▶ [WHAT THE EXERCISE ASKS]
Look through the records and report how many lines include the word "color", with no other words.

** BEGIN SUPPLIED RECORDS **

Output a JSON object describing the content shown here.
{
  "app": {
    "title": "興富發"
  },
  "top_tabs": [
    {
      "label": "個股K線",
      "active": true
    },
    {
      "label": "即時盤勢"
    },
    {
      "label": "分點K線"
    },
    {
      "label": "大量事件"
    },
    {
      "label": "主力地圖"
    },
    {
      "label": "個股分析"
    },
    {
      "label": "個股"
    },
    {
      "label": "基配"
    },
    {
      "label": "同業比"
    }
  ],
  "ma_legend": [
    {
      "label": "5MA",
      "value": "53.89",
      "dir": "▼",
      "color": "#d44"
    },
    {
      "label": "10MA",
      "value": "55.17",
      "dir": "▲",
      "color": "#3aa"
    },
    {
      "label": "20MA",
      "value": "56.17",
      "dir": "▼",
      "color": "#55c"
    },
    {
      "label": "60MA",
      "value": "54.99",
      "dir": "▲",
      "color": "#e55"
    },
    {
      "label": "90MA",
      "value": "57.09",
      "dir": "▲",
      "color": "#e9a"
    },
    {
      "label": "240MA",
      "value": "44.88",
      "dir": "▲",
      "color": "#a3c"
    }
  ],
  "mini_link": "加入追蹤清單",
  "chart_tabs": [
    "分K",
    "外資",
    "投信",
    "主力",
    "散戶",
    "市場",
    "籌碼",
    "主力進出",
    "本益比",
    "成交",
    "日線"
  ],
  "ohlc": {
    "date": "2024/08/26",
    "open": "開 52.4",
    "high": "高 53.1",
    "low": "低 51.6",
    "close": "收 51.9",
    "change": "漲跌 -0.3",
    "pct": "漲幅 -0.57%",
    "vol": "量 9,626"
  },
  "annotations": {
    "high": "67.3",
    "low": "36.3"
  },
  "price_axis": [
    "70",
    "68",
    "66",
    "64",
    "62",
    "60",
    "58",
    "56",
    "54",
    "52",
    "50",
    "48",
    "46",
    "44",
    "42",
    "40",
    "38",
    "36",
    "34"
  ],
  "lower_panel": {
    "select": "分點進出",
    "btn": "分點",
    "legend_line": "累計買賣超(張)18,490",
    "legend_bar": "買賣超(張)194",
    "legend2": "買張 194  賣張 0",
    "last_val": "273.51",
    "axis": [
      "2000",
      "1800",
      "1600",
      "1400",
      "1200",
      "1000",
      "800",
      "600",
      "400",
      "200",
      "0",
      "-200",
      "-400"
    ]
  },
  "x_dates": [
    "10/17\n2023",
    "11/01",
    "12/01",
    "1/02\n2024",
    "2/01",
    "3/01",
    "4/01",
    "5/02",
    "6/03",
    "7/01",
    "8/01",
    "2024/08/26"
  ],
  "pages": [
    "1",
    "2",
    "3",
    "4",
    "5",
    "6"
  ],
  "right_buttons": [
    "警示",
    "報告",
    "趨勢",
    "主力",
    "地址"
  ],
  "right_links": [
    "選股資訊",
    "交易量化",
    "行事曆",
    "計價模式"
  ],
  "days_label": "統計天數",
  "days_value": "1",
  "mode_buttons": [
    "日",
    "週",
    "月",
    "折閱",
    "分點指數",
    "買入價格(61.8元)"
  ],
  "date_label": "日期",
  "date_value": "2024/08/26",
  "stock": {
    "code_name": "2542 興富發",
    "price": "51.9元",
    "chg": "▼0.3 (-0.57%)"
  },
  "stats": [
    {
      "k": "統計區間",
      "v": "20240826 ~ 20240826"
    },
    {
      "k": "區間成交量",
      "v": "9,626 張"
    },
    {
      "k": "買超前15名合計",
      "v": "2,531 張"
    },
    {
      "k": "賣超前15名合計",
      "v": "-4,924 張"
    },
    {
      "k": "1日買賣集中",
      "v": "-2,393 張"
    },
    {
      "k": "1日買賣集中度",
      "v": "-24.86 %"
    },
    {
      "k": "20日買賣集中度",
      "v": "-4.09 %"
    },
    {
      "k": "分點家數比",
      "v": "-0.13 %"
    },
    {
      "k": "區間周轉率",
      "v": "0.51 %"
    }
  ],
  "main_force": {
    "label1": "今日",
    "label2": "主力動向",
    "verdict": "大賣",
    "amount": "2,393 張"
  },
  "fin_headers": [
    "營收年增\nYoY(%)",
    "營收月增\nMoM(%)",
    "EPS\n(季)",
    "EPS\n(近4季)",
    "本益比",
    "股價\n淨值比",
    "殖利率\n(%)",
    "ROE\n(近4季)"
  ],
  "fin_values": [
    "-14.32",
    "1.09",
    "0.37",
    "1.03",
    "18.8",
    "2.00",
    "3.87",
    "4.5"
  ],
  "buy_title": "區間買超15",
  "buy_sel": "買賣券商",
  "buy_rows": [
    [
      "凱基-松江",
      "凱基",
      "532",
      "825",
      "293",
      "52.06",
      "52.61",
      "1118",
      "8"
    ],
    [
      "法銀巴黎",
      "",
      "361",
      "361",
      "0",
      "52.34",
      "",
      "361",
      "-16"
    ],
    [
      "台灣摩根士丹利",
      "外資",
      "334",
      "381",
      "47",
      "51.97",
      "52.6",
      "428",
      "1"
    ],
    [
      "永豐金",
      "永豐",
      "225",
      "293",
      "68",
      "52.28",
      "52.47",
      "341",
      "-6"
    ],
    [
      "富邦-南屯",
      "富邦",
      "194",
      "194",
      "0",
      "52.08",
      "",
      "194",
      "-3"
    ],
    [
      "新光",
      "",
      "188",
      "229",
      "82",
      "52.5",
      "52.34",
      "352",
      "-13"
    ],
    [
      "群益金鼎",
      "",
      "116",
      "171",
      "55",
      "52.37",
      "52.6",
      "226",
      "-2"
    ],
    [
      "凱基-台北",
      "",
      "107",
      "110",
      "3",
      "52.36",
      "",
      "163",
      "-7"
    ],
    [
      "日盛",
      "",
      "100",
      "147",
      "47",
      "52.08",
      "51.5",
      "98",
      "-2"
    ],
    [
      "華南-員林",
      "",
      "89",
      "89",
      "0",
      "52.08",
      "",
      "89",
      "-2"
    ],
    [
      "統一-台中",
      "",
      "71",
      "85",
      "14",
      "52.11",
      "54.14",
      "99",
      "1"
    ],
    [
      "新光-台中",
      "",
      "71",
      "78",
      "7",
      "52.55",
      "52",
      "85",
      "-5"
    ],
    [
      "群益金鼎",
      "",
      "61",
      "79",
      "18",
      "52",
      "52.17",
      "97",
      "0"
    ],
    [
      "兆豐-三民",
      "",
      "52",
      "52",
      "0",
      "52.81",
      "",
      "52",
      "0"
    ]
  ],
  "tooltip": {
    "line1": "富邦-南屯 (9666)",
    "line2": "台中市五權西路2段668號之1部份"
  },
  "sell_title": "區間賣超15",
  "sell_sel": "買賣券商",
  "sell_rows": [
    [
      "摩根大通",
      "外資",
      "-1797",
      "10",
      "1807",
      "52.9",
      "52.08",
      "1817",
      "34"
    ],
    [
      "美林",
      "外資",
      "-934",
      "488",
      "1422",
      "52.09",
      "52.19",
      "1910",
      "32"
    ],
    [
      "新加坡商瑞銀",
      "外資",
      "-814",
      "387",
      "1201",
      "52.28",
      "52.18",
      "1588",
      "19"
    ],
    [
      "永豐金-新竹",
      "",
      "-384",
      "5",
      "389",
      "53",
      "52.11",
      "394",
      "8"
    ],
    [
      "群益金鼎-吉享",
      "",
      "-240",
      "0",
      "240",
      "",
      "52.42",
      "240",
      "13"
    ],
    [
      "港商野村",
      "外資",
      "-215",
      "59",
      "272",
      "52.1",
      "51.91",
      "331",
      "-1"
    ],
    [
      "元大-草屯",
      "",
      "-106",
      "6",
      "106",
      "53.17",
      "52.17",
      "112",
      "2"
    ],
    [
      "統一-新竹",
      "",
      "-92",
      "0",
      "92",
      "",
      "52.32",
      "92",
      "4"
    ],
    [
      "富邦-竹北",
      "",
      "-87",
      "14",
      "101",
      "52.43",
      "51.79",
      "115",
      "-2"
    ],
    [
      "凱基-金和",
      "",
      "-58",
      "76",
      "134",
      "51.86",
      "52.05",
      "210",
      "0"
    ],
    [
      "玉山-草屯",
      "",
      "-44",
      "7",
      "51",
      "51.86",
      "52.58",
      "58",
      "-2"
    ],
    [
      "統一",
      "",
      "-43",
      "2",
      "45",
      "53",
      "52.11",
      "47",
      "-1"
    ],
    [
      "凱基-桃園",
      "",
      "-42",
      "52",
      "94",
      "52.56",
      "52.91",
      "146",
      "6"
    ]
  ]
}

** END SUPPLIED RECORDS **

▶ [RESPONSE TO THIS EXERCISE]
6